Repeat the listing in full. Nothing may be added or left out.

=== Dataset ===

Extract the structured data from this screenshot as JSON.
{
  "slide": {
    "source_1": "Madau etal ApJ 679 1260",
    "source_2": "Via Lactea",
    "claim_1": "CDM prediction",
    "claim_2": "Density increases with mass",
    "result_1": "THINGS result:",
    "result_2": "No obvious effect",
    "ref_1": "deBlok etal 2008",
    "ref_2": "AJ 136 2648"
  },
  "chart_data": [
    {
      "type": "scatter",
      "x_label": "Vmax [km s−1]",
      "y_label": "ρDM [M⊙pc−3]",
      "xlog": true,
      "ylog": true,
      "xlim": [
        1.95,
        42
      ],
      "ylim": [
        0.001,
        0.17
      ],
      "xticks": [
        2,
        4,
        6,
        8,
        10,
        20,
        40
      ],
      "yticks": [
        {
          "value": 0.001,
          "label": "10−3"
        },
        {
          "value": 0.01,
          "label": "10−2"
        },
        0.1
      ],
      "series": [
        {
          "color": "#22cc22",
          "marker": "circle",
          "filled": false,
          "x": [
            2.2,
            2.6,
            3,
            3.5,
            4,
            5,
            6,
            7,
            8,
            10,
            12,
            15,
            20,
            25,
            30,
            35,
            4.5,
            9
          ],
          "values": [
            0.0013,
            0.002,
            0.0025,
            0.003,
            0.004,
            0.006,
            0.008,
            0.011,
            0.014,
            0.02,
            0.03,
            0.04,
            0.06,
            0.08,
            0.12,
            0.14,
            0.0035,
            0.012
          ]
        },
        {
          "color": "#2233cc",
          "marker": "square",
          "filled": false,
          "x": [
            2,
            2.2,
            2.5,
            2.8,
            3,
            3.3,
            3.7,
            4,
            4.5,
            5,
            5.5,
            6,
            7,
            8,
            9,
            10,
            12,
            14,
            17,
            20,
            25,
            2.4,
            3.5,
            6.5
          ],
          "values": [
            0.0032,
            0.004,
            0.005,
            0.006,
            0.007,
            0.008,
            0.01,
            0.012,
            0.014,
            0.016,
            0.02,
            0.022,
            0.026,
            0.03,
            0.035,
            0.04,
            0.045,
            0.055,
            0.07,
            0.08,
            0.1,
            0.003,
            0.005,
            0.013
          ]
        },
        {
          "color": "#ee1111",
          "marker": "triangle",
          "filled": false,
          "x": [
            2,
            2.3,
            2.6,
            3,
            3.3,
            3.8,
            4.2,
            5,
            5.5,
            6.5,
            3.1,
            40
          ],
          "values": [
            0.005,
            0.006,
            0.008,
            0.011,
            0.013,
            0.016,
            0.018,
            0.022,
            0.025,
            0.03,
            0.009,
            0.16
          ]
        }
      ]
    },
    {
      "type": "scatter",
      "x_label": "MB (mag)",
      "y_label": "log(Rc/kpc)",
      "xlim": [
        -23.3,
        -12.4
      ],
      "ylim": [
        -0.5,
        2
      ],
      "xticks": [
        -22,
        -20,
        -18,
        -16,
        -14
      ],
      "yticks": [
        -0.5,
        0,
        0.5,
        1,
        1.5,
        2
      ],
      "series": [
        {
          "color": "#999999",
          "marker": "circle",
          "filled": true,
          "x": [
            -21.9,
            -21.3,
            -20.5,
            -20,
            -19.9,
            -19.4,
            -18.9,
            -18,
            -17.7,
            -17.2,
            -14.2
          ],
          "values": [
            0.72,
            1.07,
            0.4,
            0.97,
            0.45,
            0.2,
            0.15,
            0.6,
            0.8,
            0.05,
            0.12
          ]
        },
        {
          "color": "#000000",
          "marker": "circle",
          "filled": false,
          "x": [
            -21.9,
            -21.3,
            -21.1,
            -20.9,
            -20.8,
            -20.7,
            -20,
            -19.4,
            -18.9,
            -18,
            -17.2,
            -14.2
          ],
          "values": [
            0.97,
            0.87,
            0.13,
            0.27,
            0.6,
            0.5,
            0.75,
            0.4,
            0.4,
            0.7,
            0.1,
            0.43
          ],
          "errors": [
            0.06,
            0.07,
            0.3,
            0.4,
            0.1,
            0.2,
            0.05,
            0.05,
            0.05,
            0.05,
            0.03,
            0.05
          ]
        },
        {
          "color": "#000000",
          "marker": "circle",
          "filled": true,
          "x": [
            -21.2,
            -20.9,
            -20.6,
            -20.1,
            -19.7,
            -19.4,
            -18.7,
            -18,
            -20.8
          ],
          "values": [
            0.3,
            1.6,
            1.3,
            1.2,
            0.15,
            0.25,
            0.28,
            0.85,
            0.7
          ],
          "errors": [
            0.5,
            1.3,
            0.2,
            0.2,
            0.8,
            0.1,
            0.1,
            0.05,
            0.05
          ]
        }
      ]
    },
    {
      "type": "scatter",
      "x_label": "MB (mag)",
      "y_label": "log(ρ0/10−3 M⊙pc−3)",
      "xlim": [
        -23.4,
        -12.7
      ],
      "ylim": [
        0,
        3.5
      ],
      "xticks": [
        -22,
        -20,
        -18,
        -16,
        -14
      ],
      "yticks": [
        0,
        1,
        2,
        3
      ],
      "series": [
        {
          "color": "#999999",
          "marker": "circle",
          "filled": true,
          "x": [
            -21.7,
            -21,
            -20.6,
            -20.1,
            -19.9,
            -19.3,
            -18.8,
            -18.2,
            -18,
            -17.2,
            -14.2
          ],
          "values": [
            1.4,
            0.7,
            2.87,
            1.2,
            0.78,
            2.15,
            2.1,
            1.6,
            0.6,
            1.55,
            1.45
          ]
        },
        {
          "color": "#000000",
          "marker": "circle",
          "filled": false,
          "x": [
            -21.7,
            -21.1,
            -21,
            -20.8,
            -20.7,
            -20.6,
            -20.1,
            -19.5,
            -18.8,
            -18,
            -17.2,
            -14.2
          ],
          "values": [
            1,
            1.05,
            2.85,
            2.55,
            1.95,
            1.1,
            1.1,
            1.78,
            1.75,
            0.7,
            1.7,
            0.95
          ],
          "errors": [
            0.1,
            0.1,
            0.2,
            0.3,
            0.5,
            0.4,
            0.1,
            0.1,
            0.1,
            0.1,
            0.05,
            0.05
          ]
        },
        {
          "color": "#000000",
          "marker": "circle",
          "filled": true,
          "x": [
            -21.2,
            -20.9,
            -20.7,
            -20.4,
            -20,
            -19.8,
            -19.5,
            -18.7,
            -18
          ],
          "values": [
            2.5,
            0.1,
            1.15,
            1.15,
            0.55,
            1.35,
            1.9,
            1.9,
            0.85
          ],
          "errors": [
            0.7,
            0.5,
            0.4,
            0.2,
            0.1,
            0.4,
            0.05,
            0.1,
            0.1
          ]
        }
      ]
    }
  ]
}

===

Answer to the task:
Extract the structured data from this screenshot as JSON.
{
  "slide": {
    "source_1": "Madau etal ApJ 679 1260",
    "source_2": "Via Lactea",
    "claim_1": "CDM prediction",
    "claim_2": "Density increases with mass",
    "result_1": "THINGS result:",
    "result_2": "No obvious effect",
    "ref_1": "deBlok etal 2008",
    "ref_2": "AJ 136 2648"
  },
  "chart_data": [
    {
      "type": "scatter",
      "x_label": "Vmax [km s−1]",
      "y_label": "ρDM [M⊙pc−3]",
      "xlog": true,
      "ylog": true,
      "xlim": [
        1.95,
        42
      ],
      "ylim": [
        0.001,
        0.17
      ],
      "xticks": [
        2,
        4,
        6,
        8,
        10,
        20,
        40
      ],
      "yticks": [
        {
          "value": 0.001,
          "label": "10−3"
        },
        {
          "value": 0.01,
          "label": "10−2"
        },
        0.1
      ],
      "series": [
        {
          "color": "#22cc22",
          "marker": "circle",
          "filled": false,
          "x": [
            2.2,
            2.6,
            3,
            3.5,
            4,
            5,
            6,
            7,
            8,
            10,
            12,
            15,
            20,
            25,
            30,
            35,
            4.5,
            9
          ],
          "values": [
            0.0013,
            0.002,
            0.0025,
            0.003,
            0.004,
            0.006,
            0.008,
            0.011,
            0.014,
            0.02,
            0.03,
            0.04,
            0.06,
            0.08,
            0.12,
            0.14,
            0.0035,
            0.012
          ]
        },
        {
          "color": "#2233cc",
          "marker": "square",
          "filled": false,
          "x": [
            2,
            2.2,
            2.5,
            2.8,
            3,
            3.3,
            3.7,
            4,
            4.5,
            5,
            5.5,
            6,
            7,
            8,
            9,
            10,
            12,
            14,
            17,
            20,
            25,
            2.4,
            3.5,
            6.5
          ],
          "values": [
            0.0032,
            0.004,
            0.005,
            0.006,
            0.007,
            0.008,
            0.01,
            0.012,
            0.014,
            0.016,
            0.02,
            0.022,
            0.026,
            0.03,
            0.035,
            0.04,
            0.045,
            0.055,
            0.07,
            0.08,
            0.1,
            0.003,
            0.005,
            0.013
          ]
        },
        {
          "color": "#ee1111",
          "marker": "triangle",
          "filled": false,
          "x": [
            2,
            2.3,
            2.6,
            3,
            3.3,
            3.8,
            4.2,
            5,
            5.5,
            6.5,
            3.1,
            40
          ],
          "values": [
            0.005,
            0.006,
            0.008,
            0.011,
            0.013,
            0.016,
            0.018,
            0.022,
            0.025,
            0.03,
            0.009,
            0.16
          ]
        }
      ]
    },
    {
      "type": "scatter",
      "x_label": "MB (mag)",
      "y_label": "log(Rc/kpc)",
      "xlim": [
        -23.3,
        -12.4
      ],
      "ylim": [
        -0.5,
        2
      ],
      "xticks": [
        -22,
        -20,
        -18,
        -16,
        -14
      ],
      "yticks": [
        -0.5,
        0,
        0.5,
        1,
        1.5,
        2
      ],
      "series": [
        {
          "color": "#999999",
          "marker": "circle",
          "filled": true,
          "x": [
            -21.9,
            -21.3,
            -20.5,
            -20,
            -19.9,
            -19.4,
            -18.9,
            -18,
            -17.7,
            -17.2,
            -14.2
          ],
          "values": [
            0.72,
            1.07,
            0.4,
            0.97,
            0.45,
            0.2,
            0.15,
            0.6,
            0.8,
            0.05,
            0.12
          ]
        },
        {
          "color": "#000000",
          "marker": "circle",
          "filled": false,
          "x": [
            -21.9,
            -21.3,
            -21.1,
            -20.9,
            -20.8,
            -20.7,
            -20,
            -19.4,
            -18.9,
            -18,
            -17.2,
            -14.2
          ],
          "values": [
            0.97,
            0.87,
            0.13,
            0.27,
            0.6,
            0.5,
            0.75,
            0.4,
            0.4,
            0.7,
            0.1,
            0.43
          ],
          "errors": [
            0.06,
            0.07,
            0.3,
            0.4,
            0.1,
            0.2,
            0.05,
            0.05,
            0.05,
            0.05,
            0.03,
            0.05
          ]
        },
        {
          "color": "#000000",
          "marker": "circle",
          "filled": true,
          "x": [
            -21.2,
            -20.9,
            -20.6,
            -20.1,
            -19.7,
            -19.4,
            -18.7,
            -18,
            -20.8
          ],
          "values": [
            0.3,
            1.6,
            1.3,
            1.2,
            0.15,
            0.25,
            0.28,
            0.85,
            0.7
          ],
          "errors": [
            0.5,
            1.3,
            0.2,
            0.2,
            0.8,
            0.1,
            0.1,
            0.05,
            0.05
          ]
        }
      ]
    },
    {
      "type": "scatter",
      "x_label": "MB (mag)",
      "y_label": "log(ρ0/10−3 M⊙pc−3)",
      "xlim": [
        -23.4,
        -12.7
      ],
      "ylim": [
        0,
        3.5
      ],
      "xticks": [
        -22,
        -20,
        -18,
        -16,
        -14
      ],
      "yticks": [
        0,
        1,
        2,
        3
      ],
      "series": [
        {
          "color": "#999999",
          "marker": "circle",
          "filled": true,
          "x": [
            -21.7,
            -21,
            -20.6,
            -20.1,
            -19.9,
            -19.3,
            -18.8,
            -18.2,
            -18,
            -17.2,
            -14.2
          ],
          "values": [
            1.4,
            0.7,
            2.87,
            1.2,
            0.78,
            2.15,
            2.1,
            1.6,
            0.6,
            1.55,
            1.45
          ]
        },
        {
          "color": "#000000",
          "marker": "circle",
          "filled": false,
          "x": [
            -21.7,
            -21.1,
            -21,
            -20.8,
            -20.7,
            -20.6,
            -20.1,
            -19.5,
            -18.8,
            -18,
            -17.2,
            -14.2
          ],
          "values": [
            1,
            1.05,
            2.85,
            2.55,
            1.95,
            1.1,
            1.1,
            1.78,
            1.75,
            0.7,
            1.7,
            0.95
          ],
          "errors": [
            0.1,
            0.1,
            0.2,
            0.3,
            0.5,
            0.4,
            0.1,
            0.1,
            0.1,
            0.1,
            0.05,
            0.05
          ]
        },
        {
          "color": "#000000",
          "marker": "circle",
          "filled": true,
          "x": [
            -21.2,
            -20.9,
            -20.7,
            -20.4,
            -20,
            -19.8,
            -19.5,
            -18.7,
            -18
          ],
          "values": [
            2.5,
            0.1,
            1.15,
            1.15,
            0.55,
            1.35,
            1.9,
            1.9,
            0.85
          ],
          "errors": [
            0.7,
            0.5,
            0.4,
            0.2,
            0.1,
            0.4,
            0.05,
            0.1,
            0.1
          ]
        }
      ]
    }
  ]
}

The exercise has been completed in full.